Start of Record set

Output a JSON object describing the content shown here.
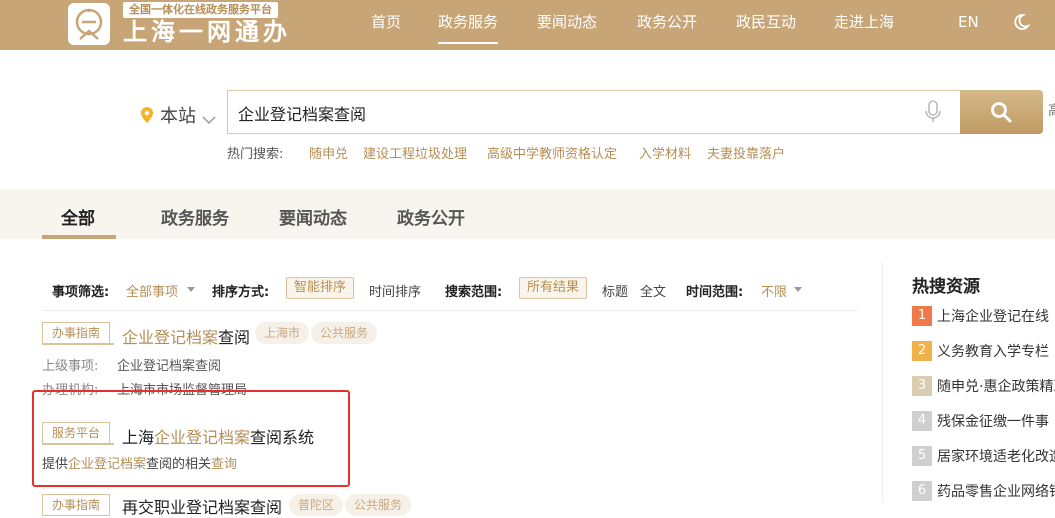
{
  "header": {
    "brand_tag": "全国一体化在线政务服务平台",
    "brand_title": "上海一网通办",
    "nav": [
      "首页",
      "政务服务",
      "要闻动态",
      "政务公开",
      "政民互动",
      "走进上海"
    ],
    "active_nav": "政务服务",
    "lang": "EN"
  },
  "search": {
    "scope": "本站",
    "query": "企业登记档案查阅",
    "edge_text": "高",
    "hot_label": "热门搜索:",
    "hot": [
      "随申兑",
      "建设工程垃圾处理",
      "高级中学教师资格认定",
      "入学材料",
      "夫妻投靠落户"
    ]
  },
  "tabs": [
    "全部",
    "政务服务",
    "要闻动态",
    "政务公开"
  ],
  "filters": {
    "item_label": "事项筛选:",
    "item_value": "全部事项",
    "sort_label": "排序方式:",
    "sort_smart": "智能排序",
    "sort_time": "时间排序",
    "range_label": "搜索范围:",
    "range_all": "所有结果",
    "range_title": "标题",
    "range_full": "全文",
    "time_label": "时间范围:",
    "time_value": "不限"
  },
  "results": [
    {
      "badge": "办事指南",
      "title_hl": "企业登记档案",
      "title_rest": "查阅",
      "pills": [
        "上海市",
        "公共服务"
      ],
      "meta": [
        {
          "label": "上级事项:",
          "value": "企业登记档案查阅"
        },
        {
          "label": "办理机构:",
          "value": "上海市市场监督管理局"
        }
      ]
    },
    {
      "badge": "服务平台",
      "title_pre": "上海",
      "title_hl": "企业登记档案",
      "title_rest": "查阅系统",
      "desc_pre": "提供",
      "desc_hl": "企业登记档案",
      "desc_mid": "查阅的相关",
      "desc_hl2": "查询"
    },
    {
      "badge": "办事指南",
      "title": "再交职业登记档案查阅",
      "pills": [
        "普陀区",
        "公共服务"
      ]
    }
  ],
  "sidebar": {
    "title": "热搜资源",
    "items": [
      {
        "rank": "1",
        "label": "上海企业登记在线"
      },
      {
        "rank": "2",
        "label": "义务教育入学专栏"
      },
      {
        "rank": "3",
        "label": "随申兑·惠企政策精准"
      },
      {
        "rank": "4",
        "label": "残保金征缴一件事"
      },
      {
        "rank": "5",
        "label": "居家环境适老化改造"
      },
      {
        "rank": "6",
        "label": "药品零售企业网络销"
      }
    ]
  },
  "colors": {
    "brand": "#c7a576",
    "highlight": "#b68e55",
    "alert": "#e5322d"
  }
}
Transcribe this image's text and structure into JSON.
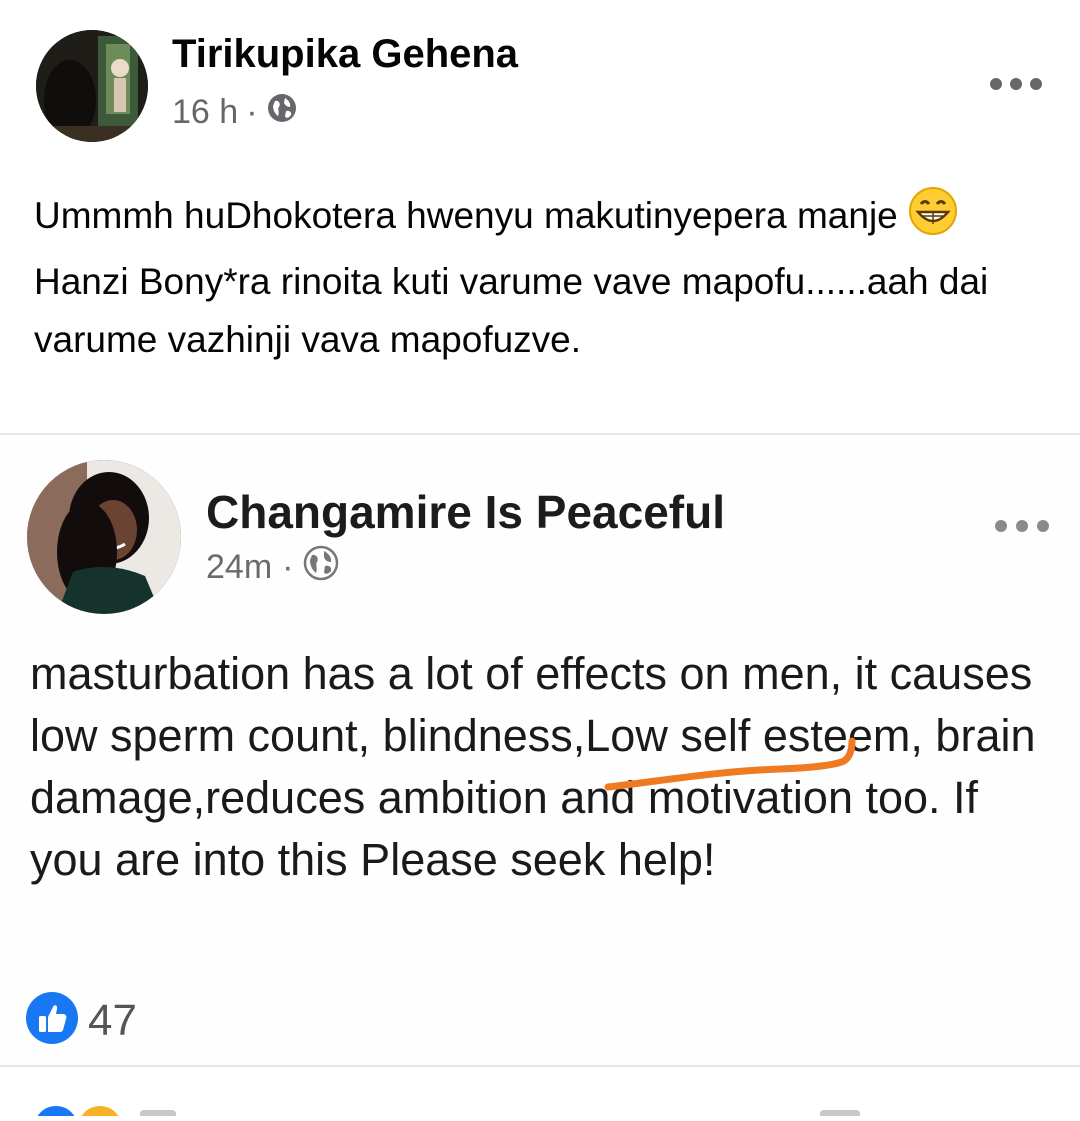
{
  "post": {
    "author": "Tirikupika Gehena",
    "time": "16 h",
    "separator": "·",
    "privacy_icon": "globe-icon",
    "text_before_emoji": "Ummmh huDhokotera hwenyu makutinyepera manje ",
    "emoji": "grinning-face-emoji",
    "text_after_emoji": "Hanzi Bony*ra rinoita kuti varume vave mapofu......aah dai varume vazhinji vava mapofuzve."
  },
  "shared_post": {
    "author": "Changamire Is Peaceful",
    "time": "24m",
    "separator": "·",
    "privacy_icon": "globe-icon",
    "text": "masturbation has a lot of effects on men, it causes low sperm count, blindness,Low self esteem, brain damage,reduces ambition and motivation too. If you are into this Please seek help!",
    "reactions": {
      "icon": "like-icon",
      "count": "47"
    }
  },
  "colors": {
    "accent": "#1877f2",
    "underline": "#f07a22",
    "meta": "#65676b"
  }
}
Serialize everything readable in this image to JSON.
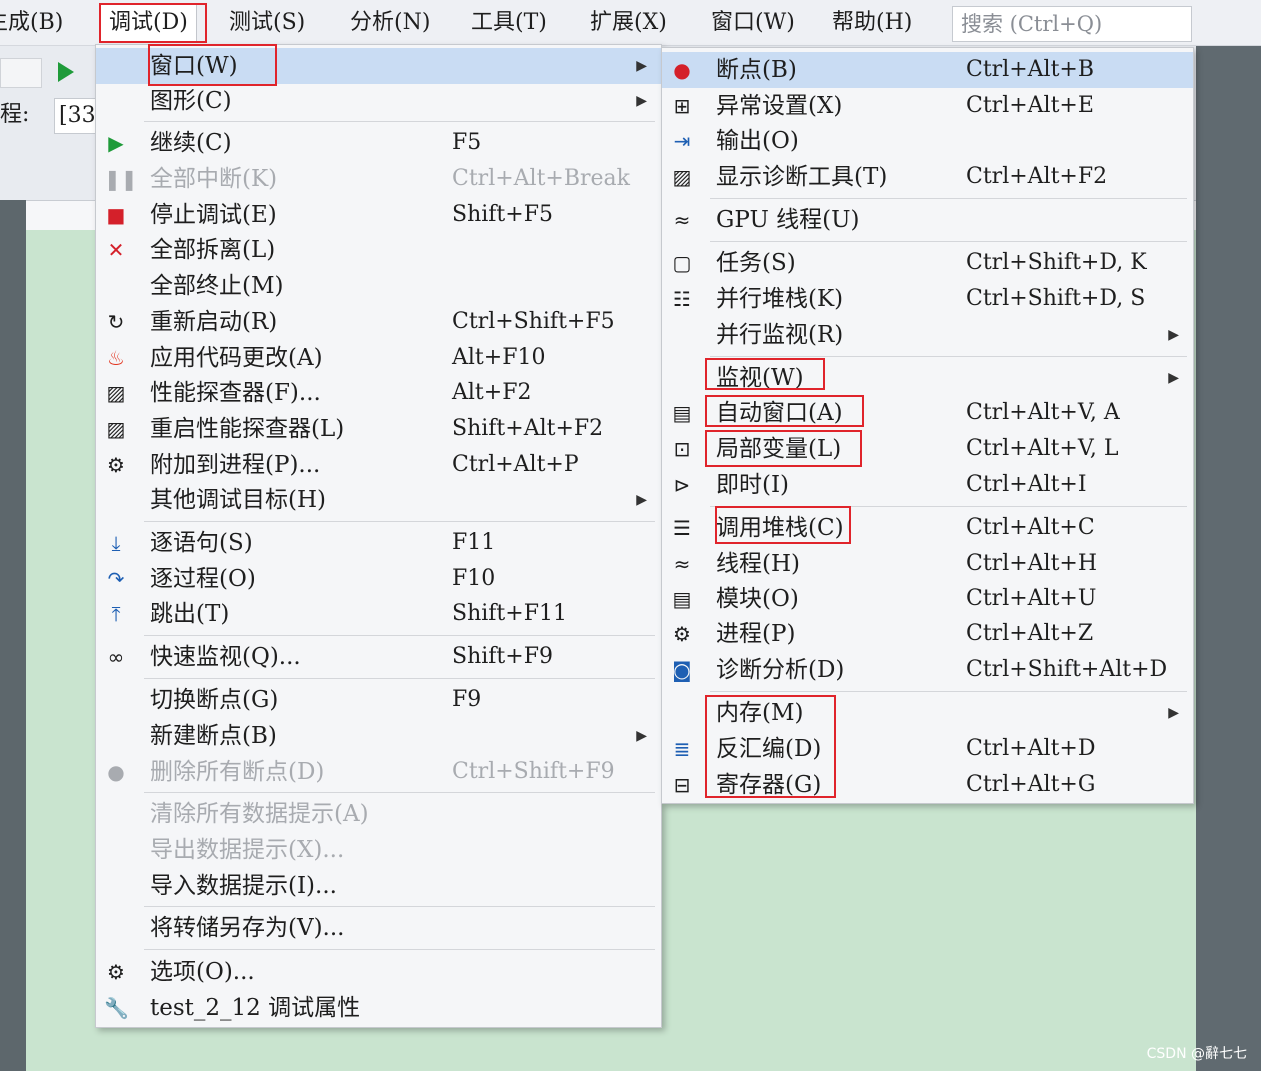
{
  "menubar": {
    "items": [
      {
        "label": "生成(B)"
      },
      {
        "label": "调试(D)"
      },
      {
        "label": "测试(S)"
      },
      {
        "label": "分析(N)"
      },
      {
        "label": "工具(T)"
      },
      {
        "label": "扩展(X)"
      },
      {
        "label": "窗口(W)"
      },
      {
        "label": "帮助(H)"
      }
    ],
    "search_placeholder": "搜索 (Ctrl+Q)"
  },
  "toolbar": {
    "process_label": "进程:",
    "process_value": "[33"
  },
  "debug_menu": {
    "items": [
      {
        "label": "窗口(W)",
        "shortcut": "",
        "icon": "",
        "submenu": true
      },
      {
        "label": "图形(C)",
        "shortcut": "",
        "icon": "",
        "submenu": true
      },
      {
        "label": "继续(C)",
        "shortcut": "F5",
        "icon": "play-icon"
      },
      {
        "label": "全部中断(K)",
        "shortcut": "Ctrl+Alt+Break",
        "icon": "pause-icon",
        "disabled": true
      },
      {
        "label": "停止调试(E)",
        "shortcut": "Shift+F5",
        "icon": "stop-icon"
      },
      {
        "label": "全部拆离(L)",
        "shortcut": "",
        "icon": "close-icon"
      },
      {
        "label": "全部终止(M)",
        "shortcut": "",
        "icon": ""
      },
      {
        "label": "重新启动(R)",
        "shortcut": "Ctrl+Shift+F5",
        "icon": "restart-icon"
      },
      {
        "label": "应用代码更改(A)",
        "shortcut": "Alt+F10",
        "icon": "flame-icon"
      },
      {
        "label": "性能探查器(F)...",
        "shortcut": "Alt+F2",
        "icon": "profiler-icon"
      },
      {
        "label": "重启性能探查器(L)",
        "shortcut": "Shift+Alt+F2",
        "icon": "profiler-icon"
      },
      {
        "label": "附加到进程(P)...",
        "shortcut": "Ctrl+Alt+P",
        "icon": "gears-icon"
      },
      {
        "label": "其他调试目标(H)",
        "shortcut": "",
        "icon": "",
        "submenu": true
      },
      {
        "label": "逐语句(S)",
        "shortcut": "F11",
        "icon": "step-into-icon"
      },
      {
        "label": "逐过程(O)",
        "shortcut": "F10",
        "icon": "step-over-icon"
      },
      {
        "label": "跳出(T)",
        "shortcut": "Shift+F11",
        "icon": "step-out-icon"
      },
      {
        "label": "快速监视(Q)...",
        "shortcut": "Shift+F9",
        "icon": "glasses-icon"
      },
      {
        "label": "切换断点(G)",
        "shortcut": "F9",
        "icon": ""
      },
      {
        "label": "新建断点(B)",
        "shortcut": "",
        "icon": "",
        "submenu": true
      },
      {
        "label": "删除所有断点(D)",
        "shortcut": "Ctrl+Shift+F9",
        "icon": "delete-breakpoints-icon",
        "disabled": true
      },
      {
        "label": "清除所有数据提示(A)",
        "shortcut": "",
        "icon": "",
        "disabled": true
      },
      {
        "label": "导出数据提示(X)...",
        "shortcut": "",
        "icon": "",
        "disabled": true
      },
      {
        "label": "导入数据提示(I)...",
        "shortcut": "",
        "icon": ""
      },
      {
        "label": "将转储另存为(V)...",
        "shortcut": "",
        "icon": ""
      },
      {
        "label": "选项(O)...",
        "shortcut": "",
        "icon": "gear-icon"
      },
      {
        "label": "test_2_12 调试属性",
        "shortcut": "",
        "icon": "wrench-icon"
      }
    ]
  },
  "window_submenu": {
    "items": [
      {
        "label": "断点(B)",
        "shortcut": "Ctrl+Alt+B",
        "icon": "breakpoint-icon"
      },
      {
        "label": "异常设置(X)",
        "shortcut": "Ctrl+Alt+E",
        "icon": "exception-icon"
      },
      {
        "label": "输出(O)",
        "shortcut": "",
        "icon": "output-icon"
      },
      {
        "label": "显示诊断工具(T)",
        "shortcut": "Ctrl+Alt+F2",
        "icon": "diagnostics-icon"
      },
      {
        "label": "GPU 线程(U)",
        "shortcut": "",
        "icon": "threads-icon"
      },
      {
        "label": "任务(S)",
        "shortcut": "Ctrl+Shift+D, K",
        "icon": "clipboard-icon"
      },
      {
        "label": "并行堆栈(K)",
        "shortcut": "Ctrl+Shift+D, S",
        "icon": "parallel-stacks-icon"
      },
      {
        "label": "并行监视(R)",
        "shortcut": "",
        "icon": "",
        "submenu": true
      },
      {
        "label": "监视(W)",
        "shortcut": "",
        "icon": "",
        "submenu": true
      },
      {
        "label": "自动窗口(A)",
        "shortcut": "Ctrl+Alt+V, A",
        "icon": "autos-icon"
      },
      {
        "label": "局部变量(L)",
        "shortcut": "Ctrl+Alt+V, L",
        "icon": "locals-icon"
      },
      {
        "label": "即时(I)",
        "shortcut": "Ctrl+Alt+I",
        "icon": "immediate-icon"
      },
      {
        "label": "调用堆栈(C)",
        "shortcut": "Ctrl+Alt+C",
        "icon": "call-stack-icon"
      },
      {
        "label": "线程(H)",
        "shortcut": "Ctrl+Alt+H",
        "icon": "threads-icon"
      },
      {
        "label": "模块(O)",
        "shortcut": "Ctrl+Alt+U",
        "icon": "modules-icon"
      },
      {
        "label": "进程(P)",
        "shortcut": "Ctrl+Alt+Z",
        "icon": "gears-icon"
      },
      {
        "label": "诊断分析(D)",
        "shortcut": "Ctrl+Shift+Alt+D",
        "icon": "analysis-icon"
      },
      {
        "label": "内存(M)",
        "shortcut": "",
        "icon": "",
        "submenu": true
      },
      {
        "label": "反汇编(D)",
        "shortcut": "Ctrl+Alt+D",
        "icon": "disassembly-icon"
      },
      {
        "label": "寄存器(G)",
        "shortcut": "Ctrl+Alt+G",
        "icon": "registers-icon"
      }
    ]
  },
  "watermark": "CSDN @辭七七",
  "colors": {
    "highlight": "#c9dcf3",
    "annotation_red": "#e0242b",
    "menu_bg": "#f5f6f8",
    "editor_bg": "#c9e4cf"
  }
}
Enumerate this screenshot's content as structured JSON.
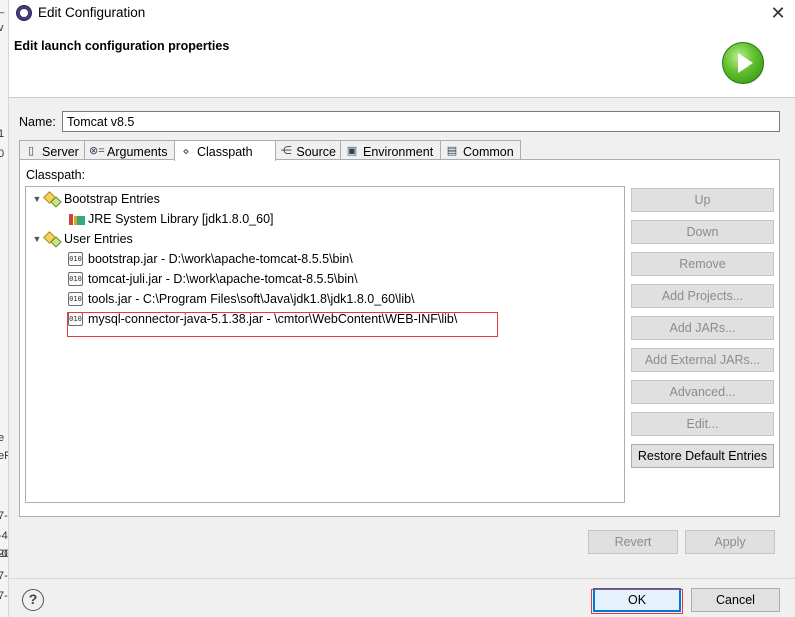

End of Record set

From the entries above, list each line with "step" in it.

        "icon": "step-into-icon"
        "icon": "step-over-icon"
        "icon": "step-out-icon"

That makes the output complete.